STATED PROBLEM
Reproduce all entries verbatim, with nothing added or dropped.

(Records excerpted from a collection)
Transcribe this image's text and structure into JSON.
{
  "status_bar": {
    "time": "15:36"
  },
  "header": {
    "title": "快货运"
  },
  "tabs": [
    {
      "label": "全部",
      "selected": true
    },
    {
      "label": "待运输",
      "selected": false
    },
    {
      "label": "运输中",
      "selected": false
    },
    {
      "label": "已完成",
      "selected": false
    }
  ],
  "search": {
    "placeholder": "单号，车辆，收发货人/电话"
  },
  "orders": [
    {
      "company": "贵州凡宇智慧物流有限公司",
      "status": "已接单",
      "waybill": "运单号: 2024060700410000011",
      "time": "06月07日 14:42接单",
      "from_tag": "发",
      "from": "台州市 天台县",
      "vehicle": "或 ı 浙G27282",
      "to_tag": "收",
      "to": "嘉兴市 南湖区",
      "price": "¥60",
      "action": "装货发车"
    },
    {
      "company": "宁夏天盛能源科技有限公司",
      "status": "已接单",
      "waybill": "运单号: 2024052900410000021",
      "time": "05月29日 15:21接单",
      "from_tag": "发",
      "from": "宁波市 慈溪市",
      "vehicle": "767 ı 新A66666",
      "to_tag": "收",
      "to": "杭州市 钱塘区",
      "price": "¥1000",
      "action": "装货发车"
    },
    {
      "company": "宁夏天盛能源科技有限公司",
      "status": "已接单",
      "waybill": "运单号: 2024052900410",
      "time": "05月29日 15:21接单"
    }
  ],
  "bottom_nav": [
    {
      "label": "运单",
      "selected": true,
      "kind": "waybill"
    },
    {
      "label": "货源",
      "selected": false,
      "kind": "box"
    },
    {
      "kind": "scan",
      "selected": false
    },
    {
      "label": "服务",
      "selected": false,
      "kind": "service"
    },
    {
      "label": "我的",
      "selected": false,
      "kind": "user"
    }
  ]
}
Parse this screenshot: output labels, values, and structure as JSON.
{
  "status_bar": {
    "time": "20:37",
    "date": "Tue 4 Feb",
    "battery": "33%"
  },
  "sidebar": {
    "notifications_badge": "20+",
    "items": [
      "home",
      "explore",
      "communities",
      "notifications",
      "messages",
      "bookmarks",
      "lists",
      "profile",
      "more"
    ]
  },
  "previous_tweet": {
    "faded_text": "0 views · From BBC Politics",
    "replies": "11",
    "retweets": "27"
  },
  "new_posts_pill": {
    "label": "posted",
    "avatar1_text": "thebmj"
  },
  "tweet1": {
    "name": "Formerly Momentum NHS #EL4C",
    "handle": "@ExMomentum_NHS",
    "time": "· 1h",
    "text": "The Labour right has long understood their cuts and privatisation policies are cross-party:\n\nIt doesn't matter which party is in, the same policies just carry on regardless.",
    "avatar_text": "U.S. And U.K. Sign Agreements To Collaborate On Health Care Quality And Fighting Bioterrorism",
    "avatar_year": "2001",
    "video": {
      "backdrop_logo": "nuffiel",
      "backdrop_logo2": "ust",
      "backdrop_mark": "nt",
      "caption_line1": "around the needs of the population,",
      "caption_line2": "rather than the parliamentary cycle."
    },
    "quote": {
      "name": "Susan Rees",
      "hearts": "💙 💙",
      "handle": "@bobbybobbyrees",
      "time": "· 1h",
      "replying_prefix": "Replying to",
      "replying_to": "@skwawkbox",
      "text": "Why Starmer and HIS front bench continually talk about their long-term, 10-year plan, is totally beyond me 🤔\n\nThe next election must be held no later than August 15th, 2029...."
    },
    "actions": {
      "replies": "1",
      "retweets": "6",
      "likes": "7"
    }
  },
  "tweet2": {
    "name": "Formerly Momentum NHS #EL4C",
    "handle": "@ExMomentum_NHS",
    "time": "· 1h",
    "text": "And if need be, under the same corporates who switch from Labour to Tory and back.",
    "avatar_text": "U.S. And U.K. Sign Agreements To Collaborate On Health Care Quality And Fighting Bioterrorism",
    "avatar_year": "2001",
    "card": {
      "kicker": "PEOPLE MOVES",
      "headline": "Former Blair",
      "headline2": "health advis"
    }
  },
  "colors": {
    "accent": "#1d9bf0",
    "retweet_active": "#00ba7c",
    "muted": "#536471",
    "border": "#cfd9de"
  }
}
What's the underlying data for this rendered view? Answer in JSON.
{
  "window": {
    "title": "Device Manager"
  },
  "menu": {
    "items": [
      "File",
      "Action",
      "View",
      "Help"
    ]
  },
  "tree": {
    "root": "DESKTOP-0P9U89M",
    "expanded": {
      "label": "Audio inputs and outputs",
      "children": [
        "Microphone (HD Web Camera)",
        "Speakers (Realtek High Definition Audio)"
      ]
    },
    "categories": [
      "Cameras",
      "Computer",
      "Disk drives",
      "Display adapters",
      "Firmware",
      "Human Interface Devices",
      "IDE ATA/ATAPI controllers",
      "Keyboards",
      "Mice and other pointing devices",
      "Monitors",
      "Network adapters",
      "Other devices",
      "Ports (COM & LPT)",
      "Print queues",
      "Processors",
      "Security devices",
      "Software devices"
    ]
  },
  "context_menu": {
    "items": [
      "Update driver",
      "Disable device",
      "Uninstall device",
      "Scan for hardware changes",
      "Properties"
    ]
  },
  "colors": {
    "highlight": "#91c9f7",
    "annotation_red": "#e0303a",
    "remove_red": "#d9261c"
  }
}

SOLVED PROBLEM
Transcribe this image's text and structure into JSON.
{
  "status_bar": {
    "time": "15:36"
  },
  "header": {
    "title": "快货运"
  },
  "tabs": [
    {
      "label": "全部",
      "selected": true
    },
    {
      "label": "待运输",
      "selected": false
    },
    {
      "label": "运输中",
      "selected": false
    },
    {
      "label": "已完成",
      "selected": false
    }
  ],
  "search": {
    "placeholder": "单号，车辆，收发货人/电话"
  },
  "orders": [
    {
      "company": "贵州凡宇智慧物流有限公司",
      "status": "已接单",
      "waybill": "运单号: 2024060700410000011",
      "time": "06月07日 14:42接单",
      "from_tag": "发",
      "from": "台州市 天台县",
      "vehicle": "或 ı 浙G27282",
      "to_tag": "收",
      "to": "嘉兴市 南湖区",
      "price": "¥60",
      "action": "装货发车"
    },
    {
      "company": "宁夏天盛能源科技有限公司",
      "status": "已接单",
      "waybill": "运单号: 2024052900410000021",
      "time": "05月29日 15:21接单",
      "from_tag": "发",
      "from": "宁波市 慈溪市",
      "vehicle": "767 ı 新A66666",
      "to_tag": "收",
      "to": "杭州市 钱塘区",
      "price": "¥1000",
      "action": "装货发车"
    },
    {
      "company": "宁夏天盛能源科技有限公司",
      "status": "已接单",
      "waybill": "运单号: 2024052900410",
      "time": "05月29日 15:21接单"
    }
  ],
  "bottom_nav": [
    {
      "label": "运单",
      "selected": true,
      "kind": "waybill"
    },
    {
      "label": "货源",
      "selected": false,
      "kind": "box"
    },
    {
      "kind": "scan",
      "selected": false
    },
    {
      "label": "服务",
      "selected": false,
      "kind": "service"
    },
    {
      "label": "我的",
      "selected": false,
      "kind": "user"
    }
  ]
}
Parse this screenshot: output labels, values, and structure as JSON.
{
  "status_bar": {
    "time": "20:37",
    "date": "Tue 4 Feb",
    "battery": "33%"
  },
  "sidebar": {
    "notifications_badge": "20+",
    "items": [
      "home",
      "explore",
      "communities",
      "notifications",
      "messages",
      "bookmarks",
      "lists",
      "profile",
      "more"
    ]
  },
  "previous_tweet": {
    "faded_text": "0 views · From BBC Politics",
    "replies": "11",
    "retweets": "27"
  },
  "new_posts_pill": {
    "label": "posted",
    "avatar1_text": "thebmj"
  },
  "tweet1": {
    "name": "Formerly Momentum NHS #EL4C",
    "handle": "@ExMomentum_NHS",
    "time": "· 1h",
    "text": "The Labour right has long understood their cuts and privatisation policies are cross-party:\n\nIt doesn't matter which party is in, the same policies just carry on regardless.",
    "avatar_text": "U.S. And U.K. Sign Agreements To Collaborate On Health Care Quality And Fighting Bioterrorism",
    "avatar_year": "2001",
    "video": {
      "backdrop_logo": "nuffiel",
      "backdrop_logo2": "ust",
      "backdrop_mark": "nt",
      "caption_line1": "around the needs of the population,",
      "caption_line2": "rather than the parliamentary cycle."
    },
    "quote": {
      "name": "Susan Rees",
      "hearts": "💙 💙",
      "handle": "@bobbybobbyrees",
      "time": "· 1h",
      "replying_prefix": "Replying to",
      "replying_to": "@skwawkbox",
      "text": "Why Starmer and HIS front bench continually talk about their long-term, 10-year plan, is totally beyond me 🤔\n\nThe next election must be held no later than August 15th, 2029...."
    },
    "actions": {
      "replies": "1",
      "retweets": "6",
      "likes": "7"
    }
  },
  "tweet2": {
    "name": "Formerly Momentum NHS #EL4C",
    "handle": "@ExMomentum_NHS",
    "time": "· 1h",
    "text": "And if need be, under the same corporates who switch from Labour to Tory and back.",
    "avatar_text": "U.S. And U.K. Sign Agreements To Collaborate On Health Care Quality And Fighting Bioterrorism",
    "avatar_year": "2001",
    "card": {
      "kicker": "PEOPLE MOVES",
      "headline": "Former Blair",
      "headline2": "health advis"
    }
  },
  "colors": {
    "accent": "#1d9bf0",
    "retweet_active": "#00ba7c",
    "muted": "#536471",
    "border": "#cfd9de"
  }
}
What's the underlying data for this rendered view? Answer in JSON.
{
  "window": {
    "title": "Device Manager"
  },
  "menu": {
    "items": [
      "File",
      "Action",
      "View",
      "Help"
    ]
  },
  "tree": {
    "root": "DESKTOP-0P9U89M",
    "expanded": {
      "label": "Audio inputs and outputs",
      "children": [
        "Microphone (HD Web Camera)",
        "Speakers (Realtek High Definition Audio)"
      ]
    },
    "categories": [
      "Cameras",
      "Computer",
      "Disk drives",
      "Display adapters",
      "Firmware",
      "Human Interface Devices",
      "IDE ATA/ATAPI controllers",
      "Keyboards",
      "Mice and other pointing devices",
      "Monitors",
      "Network adapters",
      "Other devices",
      "Ports (COM & LPT)",
      "Print queues",
      "Processors",
      "Security devices",
      "Software devices"
    ]
  },
  "context_menu": {
    "items": [
      "Update driver",
      "Disable device",
      "Uninstall device",
      "Scan for hardware changes",
      "Properties"
    ]
  },
  "colors": {
    "highlight": "#91c9f7",
    "annotation_red": "#e0303a",
    "remove_red": "#d9261c"
  }
}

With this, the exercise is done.